> **Task details**: Could you transcribe every record below exactly as written, leaving out any pictures?

Saved entries:
## START

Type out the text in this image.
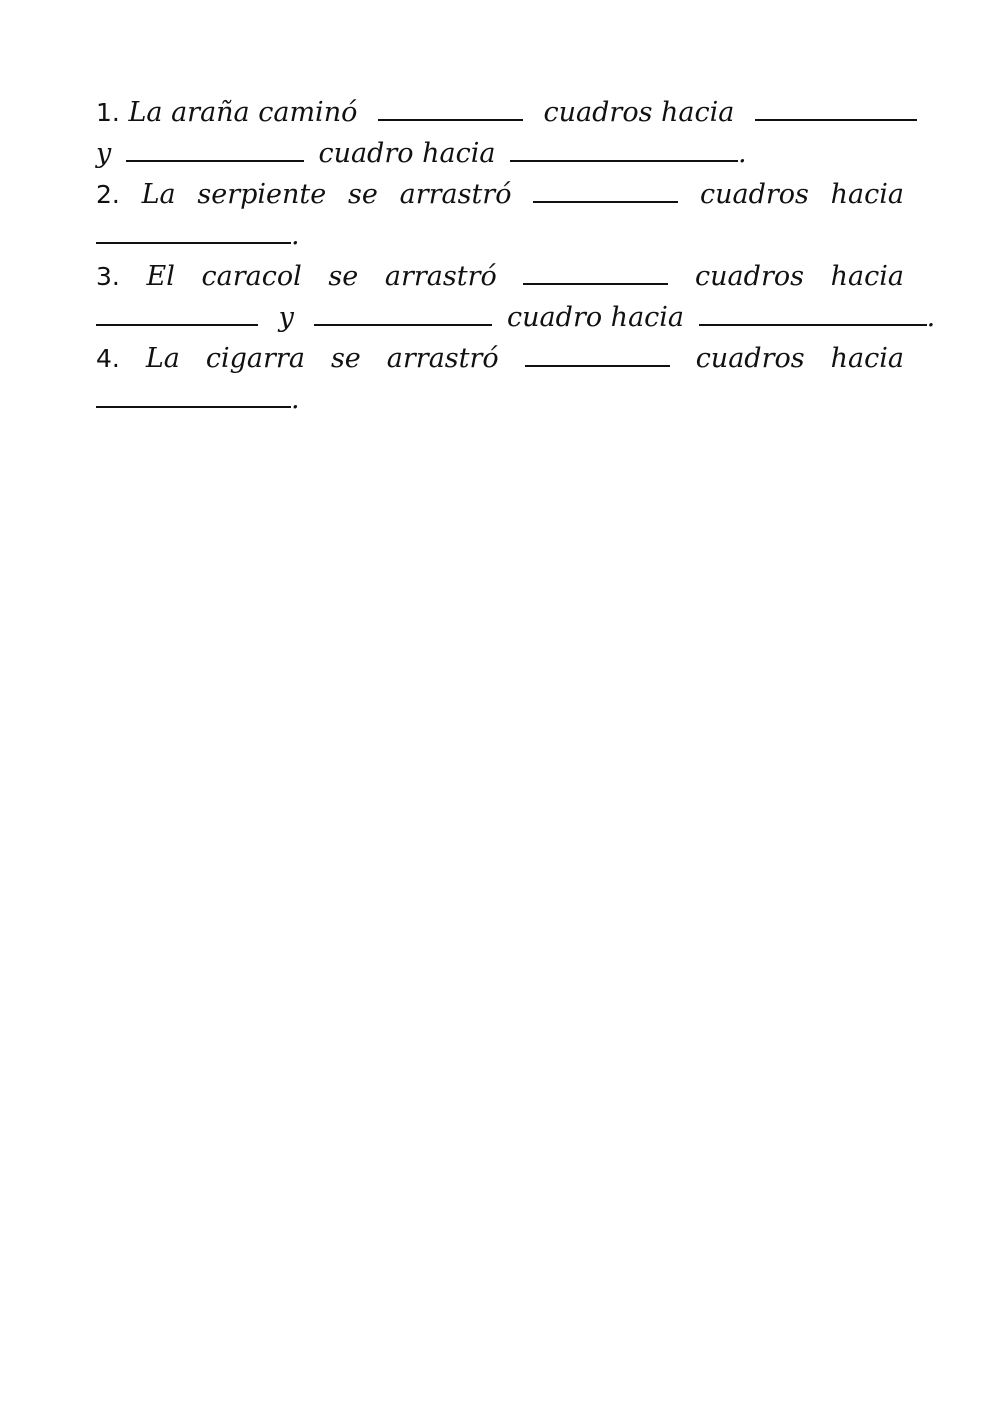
1. La araña caminó	cuadros hacia
y	cuadro hacia	.
2. La serpiente se arrastró	cuadros hacia
.
3. El caracol se arrastró	cuadros hacia
y	cuadro hacia	.
4. La cigarra se arrastró	cuadros hacia
.
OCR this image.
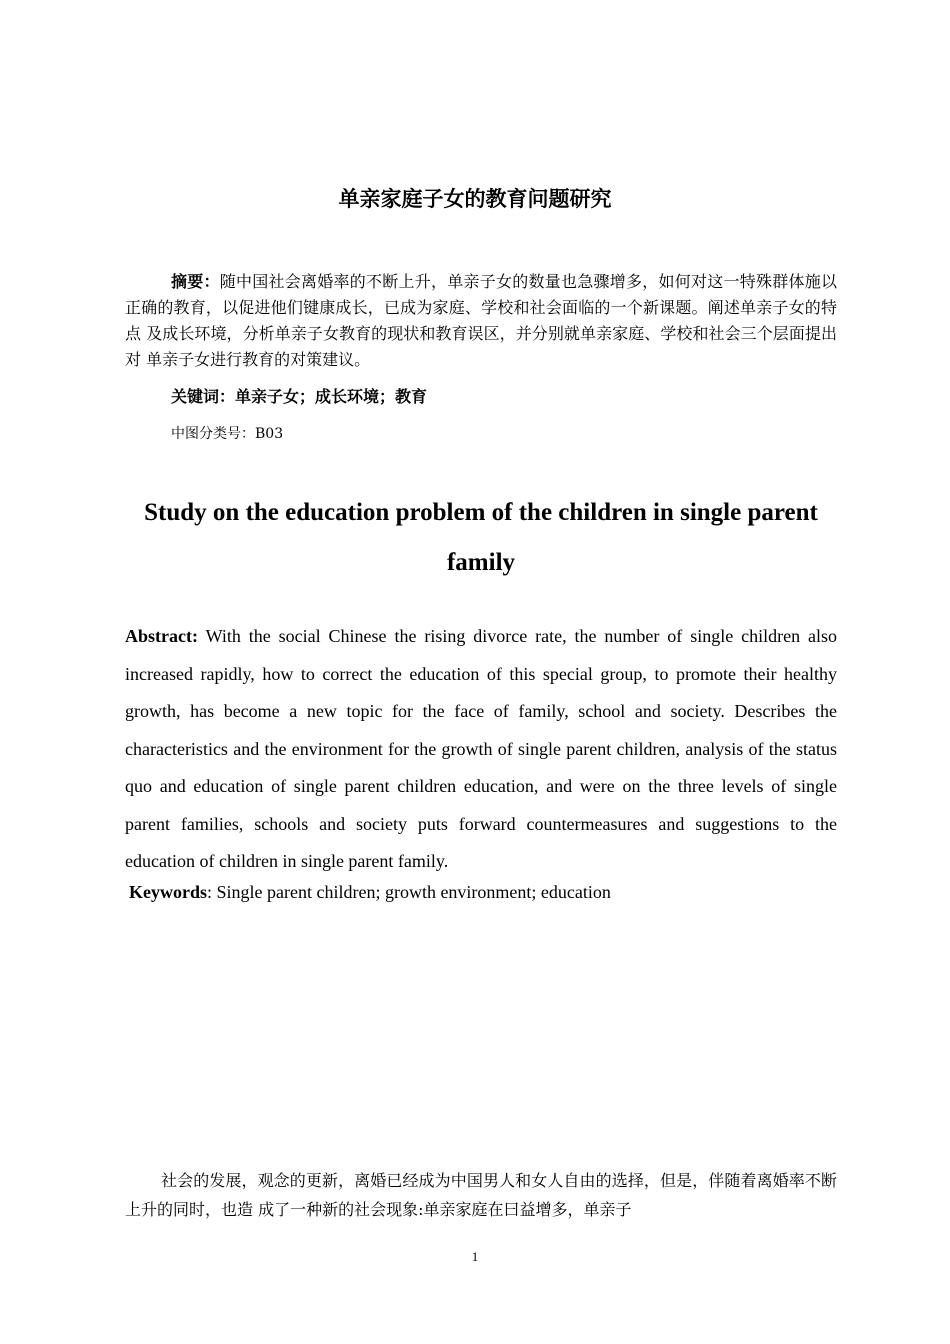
单亲家庭子女的教育问题研究
摘要：随中国社会离婚率的不断上升，单亲子女的数量也急骤增多，如何对这一特殊群体施以正确的教育，以促进他们键康成长，已成为家庭、学校和社会面临的一个新课题。阐述单亲子女的特点 及成长环境，分析单亲子女教育的现状和教育误区，并分别就单亲家庭、学校和社会三个层面提出对 单亲子女进行教育的对策建议。
关键词：单亲子女；成长环境；教育
中图分类号：B03
Study on the education problem of the children in single parent family
Abstract: With the social Chinese the rising divorce rate, the number of single children also increased rapidly, how to correct the education of this special group, to promote their healthy growth, has become a new topic for the face of family, school and society. Describes the characteristics and the environment for the growth of single parent children, analysis of the status quo and education of single parent children education, and were on the three levels of single parent families, schools and society puts forward countermeasures and suggestions to the education of children in single parent family.
Keywords: Single parent children; growth environment; education
社会的发展，观念的更新，离婚已经成为中国男人和女人自由的选择，但是，伴随着离婚率不断上升的同时，也造 成了一种新的社会现象:单亲家庭在曰益增多，单亲子
1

## END

> **Completed exercise**:
Type out the text in this image.
1. La araña caminó	cuadros hacia
y	cuadro hacia	.
2. La serpiente se arrastró	cuadros hacia
.
3. El caracol se arrastró	cuadros hacia
y	cuadro hacia	.
4. La cigarra se arrastró	cuadros hacia
.
OCR this image.
单亲家庭子女的教育问题研究
摘要：随中国社会离婚率的不断上升，单亲子女的数量也急骤增多，如何对这一特殊群体施以正确的教育，以促进他们键康成长，已成为家庭、学校和社会面临的一个新课题。阐述单亲子女的特点 及成长环境，分析单亲子女教育的现状和教育误区，并分别就单亲家庭、学校和社会三个层面提出对 单亲子女进行教育的对策建议。
关键词：单亲子女；成长环境；教育
中图分类号：B03
Study on the education problem of the children in single parent family
Abstract: With the social Chinese the rising divorce rate, the number of single children also increased rapidly, how to correct the education of this special group, to promote their healthy growth, has become a new topic for the face of family, school and society. Describes the characteristics and the environment for the growth of single parent children, analysis of the status quo and education of single parent children education, and were on the three levels of single parent families, schools and society puts forward countermeasures and suggestions to the education of children in single parent family.
Keywords: Single parent children; growth environment; education
社会的发展，观念的更新，离婚已经成为中国男人和女人自由的选择，但是，伴随着离婚率不断上升的同时，也造 成了一种新的社会现象:单亲家庭在曰益增多，单亲子
1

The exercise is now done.